(Annotated element entries)
------------------------------------------------------------

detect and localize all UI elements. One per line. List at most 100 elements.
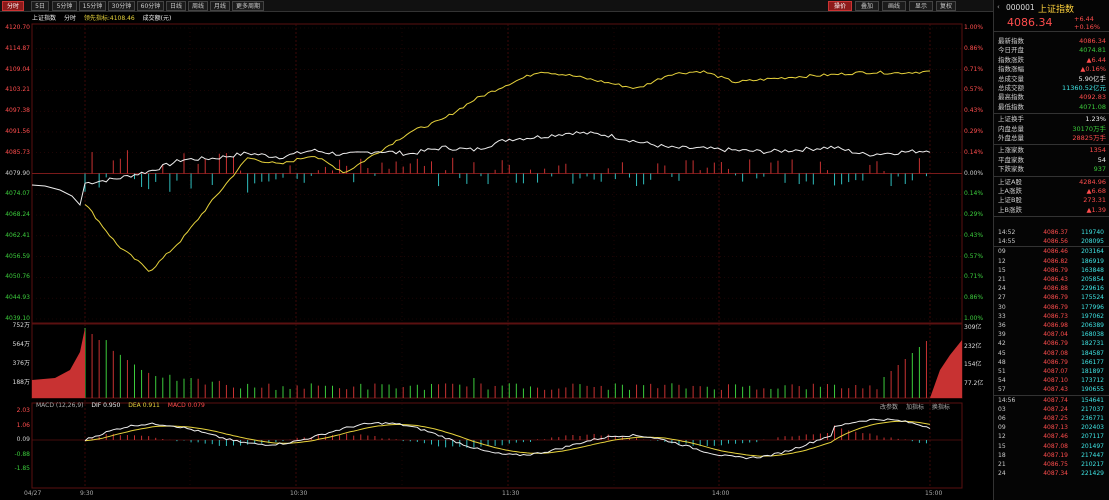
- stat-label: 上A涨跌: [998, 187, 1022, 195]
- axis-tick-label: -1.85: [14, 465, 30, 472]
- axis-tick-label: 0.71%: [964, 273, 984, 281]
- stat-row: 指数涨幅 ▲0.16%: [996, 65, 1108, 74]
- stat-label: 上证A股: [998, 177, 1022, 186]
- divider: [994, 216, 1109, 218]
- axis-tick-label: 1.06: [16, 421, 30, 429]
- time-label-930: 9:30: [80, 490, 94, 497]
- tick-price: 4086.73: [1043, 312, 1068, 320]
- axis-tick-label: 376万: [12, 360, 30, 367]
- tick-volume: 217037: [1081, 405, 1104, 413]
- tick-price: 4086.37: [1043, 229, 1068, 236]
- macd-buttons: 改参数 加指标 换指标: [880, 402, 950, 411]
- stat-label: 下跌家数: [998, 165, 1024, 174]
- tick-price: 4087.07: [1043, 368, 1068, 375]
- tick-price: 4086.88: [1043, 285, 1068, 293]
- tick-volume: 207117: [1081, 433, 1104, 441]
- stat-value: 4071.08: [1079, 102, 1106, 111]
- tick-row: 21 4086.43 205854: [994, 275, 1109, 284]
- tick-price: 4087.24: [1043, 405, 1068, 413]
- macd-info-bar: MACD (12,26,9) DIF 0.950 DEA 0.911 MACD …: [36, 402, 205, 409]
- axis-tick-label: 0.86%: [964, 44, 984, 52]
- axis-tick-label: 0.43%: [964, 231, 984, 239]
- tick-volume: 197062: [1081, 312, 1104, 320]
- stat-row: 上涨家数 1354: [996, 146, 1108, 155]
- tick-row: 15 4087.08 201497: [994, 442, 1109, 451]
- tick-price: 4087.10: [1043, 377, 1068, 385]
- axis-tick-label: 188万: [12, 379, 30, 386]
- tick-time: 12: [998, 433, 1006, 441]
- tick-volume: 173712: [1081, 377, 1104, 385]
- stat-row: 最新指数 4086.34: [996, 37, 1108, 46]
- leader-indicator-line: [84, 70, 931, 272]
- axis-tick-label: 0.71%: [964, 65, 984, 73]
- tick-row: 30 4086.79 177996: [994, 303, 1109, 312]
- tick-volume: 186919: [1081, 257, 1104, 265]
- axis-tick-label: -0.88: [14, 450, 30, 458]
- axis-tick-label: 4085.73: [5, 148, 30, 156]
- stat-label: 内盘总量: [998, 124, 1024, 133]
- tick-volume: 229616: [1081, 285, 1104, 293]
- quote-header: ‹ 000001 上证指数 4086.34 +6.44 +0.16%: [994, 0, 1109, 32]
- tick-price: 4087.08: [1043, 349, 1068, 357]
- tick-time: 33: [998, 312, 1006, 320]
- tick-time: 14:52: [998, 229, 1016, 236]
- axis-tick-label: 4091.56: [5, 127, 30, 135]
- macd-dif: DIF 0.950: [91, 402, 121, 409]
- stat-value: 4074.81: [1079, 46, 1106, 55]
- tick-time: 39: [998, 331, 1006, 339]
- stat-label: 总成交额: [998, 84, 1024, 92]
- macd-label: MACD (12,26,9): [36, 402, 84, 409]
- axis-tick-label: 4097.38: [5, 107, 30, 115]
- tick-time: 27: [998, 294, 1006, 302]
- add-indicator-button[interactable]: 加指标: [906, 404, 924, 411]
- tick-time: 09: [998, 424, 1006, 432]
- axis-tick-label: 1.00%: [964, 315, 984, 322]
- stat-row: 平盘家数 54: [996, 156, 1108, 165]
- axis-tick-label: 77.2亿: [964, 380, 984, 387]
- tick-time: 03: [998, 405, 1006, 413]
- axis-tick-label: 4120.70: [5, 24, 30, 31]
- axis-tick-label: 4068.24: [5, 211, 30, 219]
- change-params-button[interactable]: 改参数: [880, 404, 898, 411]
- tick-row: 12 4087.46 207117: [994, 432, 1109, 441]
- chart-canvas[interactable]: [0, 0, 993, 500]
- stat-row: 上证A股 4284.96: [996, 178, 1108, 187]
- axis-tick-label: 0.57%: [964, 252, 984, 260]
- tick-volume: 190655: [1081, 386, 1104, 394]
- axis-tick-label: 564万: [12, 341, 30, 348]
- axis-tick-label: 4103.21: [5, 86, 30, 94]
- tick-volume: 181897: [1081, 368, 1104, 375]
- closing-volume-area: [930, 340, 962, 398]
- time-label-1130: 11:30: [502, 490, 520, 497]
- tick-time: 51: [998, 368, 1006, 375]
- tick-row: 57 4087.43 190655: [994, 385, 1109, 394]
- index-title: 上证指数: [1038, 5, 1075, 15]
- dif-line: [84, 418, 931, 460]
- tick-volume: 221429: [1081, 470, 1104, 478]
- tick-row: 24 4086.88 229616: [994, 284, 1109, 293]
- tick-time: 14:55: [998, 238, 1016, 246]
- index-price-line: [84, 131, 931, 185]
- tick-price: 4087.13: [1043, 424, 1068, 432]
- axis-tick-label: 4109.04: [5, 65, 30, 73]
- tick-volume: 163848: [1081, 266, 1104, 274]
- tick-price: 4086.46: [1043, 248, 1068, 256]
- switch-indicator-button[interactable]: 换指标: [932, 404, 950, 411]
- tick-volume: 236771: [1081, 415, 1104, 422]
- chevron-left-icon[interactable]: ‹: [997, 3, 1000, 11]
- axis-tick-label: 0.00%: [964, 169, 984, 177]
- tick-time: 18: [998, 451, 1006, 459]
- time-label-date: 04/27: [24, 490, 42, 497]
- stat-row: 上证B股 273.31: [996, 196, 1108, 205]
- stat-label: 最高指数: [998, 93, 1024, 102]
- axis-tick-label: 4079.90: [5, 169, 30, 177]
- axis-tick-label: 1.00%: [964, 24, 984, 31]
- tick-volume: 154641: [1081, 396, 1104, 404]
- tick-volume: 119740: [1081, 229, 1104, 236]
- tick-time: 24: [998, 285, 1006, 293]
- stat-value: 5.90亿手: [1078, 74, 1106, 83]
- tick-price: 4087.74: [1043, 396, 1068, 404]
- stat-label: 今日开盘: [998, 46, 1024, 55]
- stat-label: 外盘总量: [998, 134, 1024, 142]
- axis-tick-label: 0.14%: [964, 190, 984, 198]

------------------------------------------------------------

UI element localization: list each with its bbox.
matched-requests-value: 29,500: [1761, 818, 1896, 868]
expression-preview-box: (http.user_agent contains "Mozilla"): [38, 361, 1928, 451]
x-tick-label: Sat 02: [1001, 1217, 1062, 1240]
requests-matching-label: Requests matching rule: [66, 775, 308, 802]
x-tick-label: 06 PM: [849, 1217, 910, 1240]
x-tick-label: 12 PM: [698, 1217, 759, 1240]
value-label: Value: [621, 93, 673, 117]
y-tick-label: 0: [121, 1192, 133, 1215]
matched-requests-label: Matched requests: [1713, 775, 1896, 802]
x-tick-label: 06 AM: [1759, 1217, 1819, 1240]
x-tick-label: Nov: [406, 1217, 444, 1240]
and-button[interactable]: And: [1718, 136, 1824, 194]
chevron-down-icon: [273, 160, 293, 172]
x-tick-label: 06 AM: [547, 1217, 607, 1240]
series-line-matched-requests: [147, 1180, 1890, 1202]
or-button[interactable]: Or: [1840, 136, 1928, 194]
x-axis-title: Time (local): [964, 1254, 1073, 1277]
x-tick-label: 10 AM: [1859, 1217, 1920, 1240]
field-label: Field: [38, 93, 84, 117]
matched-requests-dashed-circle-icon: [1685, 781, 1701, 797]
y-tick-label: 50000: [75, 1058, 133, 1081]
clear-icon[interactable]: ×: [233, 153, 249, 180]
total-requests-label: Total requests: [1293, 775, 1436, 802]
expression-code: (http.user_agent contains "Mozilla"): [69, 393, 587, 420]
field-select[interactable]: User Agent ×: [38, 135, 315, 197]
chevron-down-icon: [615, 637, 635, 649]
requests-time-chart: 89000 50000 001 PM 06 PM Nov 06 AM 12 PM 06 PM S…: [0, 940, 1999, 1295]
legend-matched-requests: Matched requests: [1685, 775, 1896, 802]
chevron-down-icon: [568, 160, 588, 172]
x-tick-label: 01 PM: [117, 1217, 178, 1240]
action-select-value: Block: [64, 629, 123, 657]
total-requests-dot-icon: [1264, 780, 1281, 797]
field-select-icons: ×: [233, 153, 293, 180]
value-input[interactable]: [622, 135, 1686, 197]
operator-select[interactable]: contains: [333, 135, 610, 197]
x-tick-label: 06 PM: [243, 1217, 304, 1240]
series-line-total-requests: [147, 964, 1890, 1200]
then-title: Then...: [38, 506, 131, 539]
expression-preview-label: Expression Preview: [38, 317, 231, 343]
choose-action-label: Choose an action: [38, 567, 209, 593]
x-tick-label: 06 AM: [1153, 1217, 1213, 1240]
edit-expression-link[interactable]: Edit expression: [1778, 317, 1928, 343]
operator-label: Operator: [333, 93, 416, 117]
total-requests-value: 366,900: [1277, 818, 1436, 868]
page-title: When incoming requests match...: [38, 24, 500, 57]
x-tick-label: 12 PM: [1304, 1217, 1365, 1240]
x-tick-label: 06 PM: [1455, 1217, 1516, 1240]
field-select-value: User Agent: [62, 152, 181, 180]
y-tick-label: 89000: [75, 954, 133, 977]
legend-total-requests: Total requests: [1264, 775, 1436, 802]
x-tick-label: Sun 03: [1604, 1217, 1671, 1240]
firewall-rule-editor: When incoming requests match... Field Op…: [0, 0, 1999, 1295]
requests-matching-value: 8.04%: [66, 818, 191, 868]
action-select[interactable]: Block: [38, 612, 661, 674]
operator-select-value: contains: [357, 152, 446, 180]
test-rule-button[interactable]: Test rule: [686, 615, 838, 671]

------------------------------------------------------------

» Description of the task:
Render the part of the records that opens with the line containing "- stat-label: 上A涨跌: [998, 187, 1022, 195]" and closes with the line containing "- axis-tick-label: 1.06: [16, 421, 30, 429]" as a JSON list of strings, one string per line, leaving out blank lines.

» Complete answer:
[
  "- stat-label: 上A涨跌: [998, 187, 1022, 195]",
  "- axis-tick-label: -1.85: [14, 465, 30, 472]",
  "- axis-tick-label: 0.71%: [964, 273, 984, 281]",
  "- stat-row: 指数涨幅 ▲0.16%: [996, 65, 1108, 74]",
  "- stat-label: 上证A股: [998, 177, 1022, 186]",
  "- divider: [994, 216, 1109, 218]",
  "- axis-tick-label: 1.06: [16, 421, 30, 429]"
]